START
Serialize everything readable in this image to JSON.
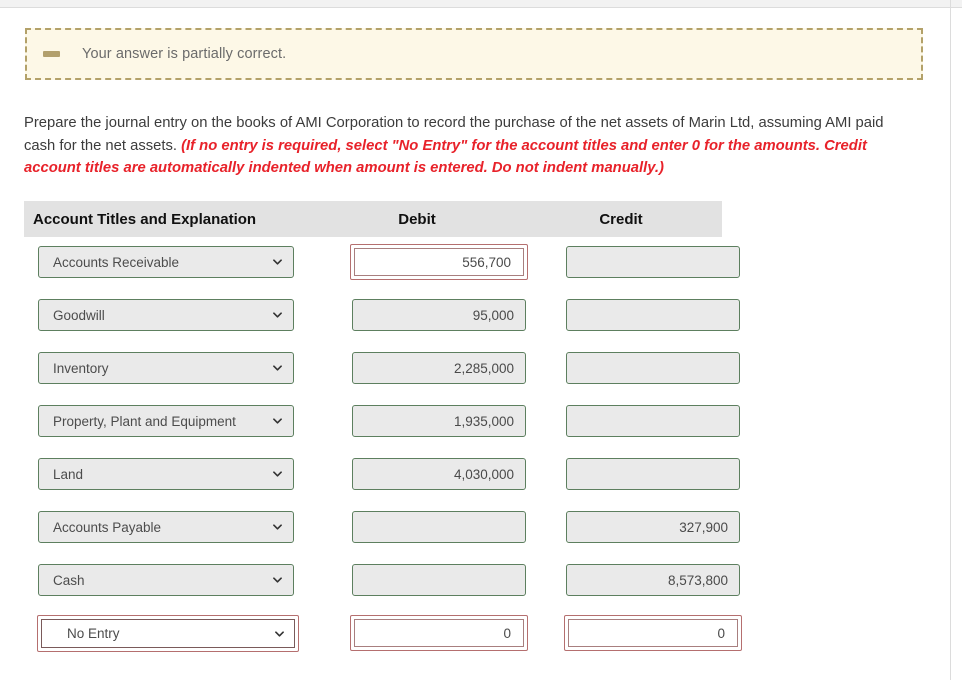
{
  "alert": {
    "icon": "minus-dash-icon",
    "message": "Your answer is partially correct."
  },
  "instructions": {
    "main": "Prepare the journal entry on the books of AMI Corporation to record the purchase of the net assets of Marin Ltd, assuming AMI paid cash for the net assets. ",
    "hint": "(If no entry is required, select \"No Entry\" for the account titles and enter 0 for the amounts. Credit account titles are automatically indented when amount is entered. Do not indent manually.)"
  },
  "table": {
    "headers": {
      "account": "Account Titles and Explanation",
      "debit": "Debit",
      "credit": "Credit"
    },
    "rows": [
      {
        "account": "Accounts Receivable",
        "debit": "556,700",
        "credit": "",
        "account_state": "normal",
        "debit_state": "error",
        "credit_state": "normal"
      },
      {
        "account": "Goodwill",
        "debit": "95,000",
        "credit": "",
        "account_state": "normal",
        "debit_state": "normal",
        "credit_state": "normal"
      },
      {
        "account": "Inventory",
        "debit": "2,285,000",
        "credit": "",
        "account_state": "normal",
        "debit_state": "normal",
        "credit_state": "normal"
      },
      {
        "account": "Property, Plant and Equipment",
        "debit": "1,935,000",
        "credit": "",
        "account_state": "normal",
        "debit_state": "normal",
        "credit_state": "normal"
      },
      {
        "account": "Land",
        "debit": "4,030,000",
        "credit": "",
        "account_state": "normal",
        "debit_state": "normal",
        "credit_state": "normal"
      },
      {
        "account": "Accounts Payable",
        "debit": "",
        "credit": "327,900",
        "account_state": "normal",
        "debit_state": "normal",
        "credit_state": "normal"
      },
      {
        "account": "Cash",
        "debit": "",
        "credit": "8,573,800",
        "account_state": "normal",
        "debit_state": "normal",
        "credit_state": "normal"
      },
      {
        "account": "No Entry",
        "debit": "0",
        "credit": "0",
        "account_state": "error",
        "debit_state": "error",
        "credit_state": "error"
      }
    ]
  },
  "colors": {
    "alert_bg": "#fdf8e7",
    "alert_border": "#b3a169",
    "hint_red": "#e8222a",
    "error_border": "#b56f6f",
    "ok_border": "#5d7f5f",
    "field_bg": "#eaeaea",
    "header_bg": "#e2e2e2"
  }
}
END
* **Stated exercise**
Among the entries above, how many lines hold the string "Accounts"? Respond with nothing but the number.

* **Answer for the task**
2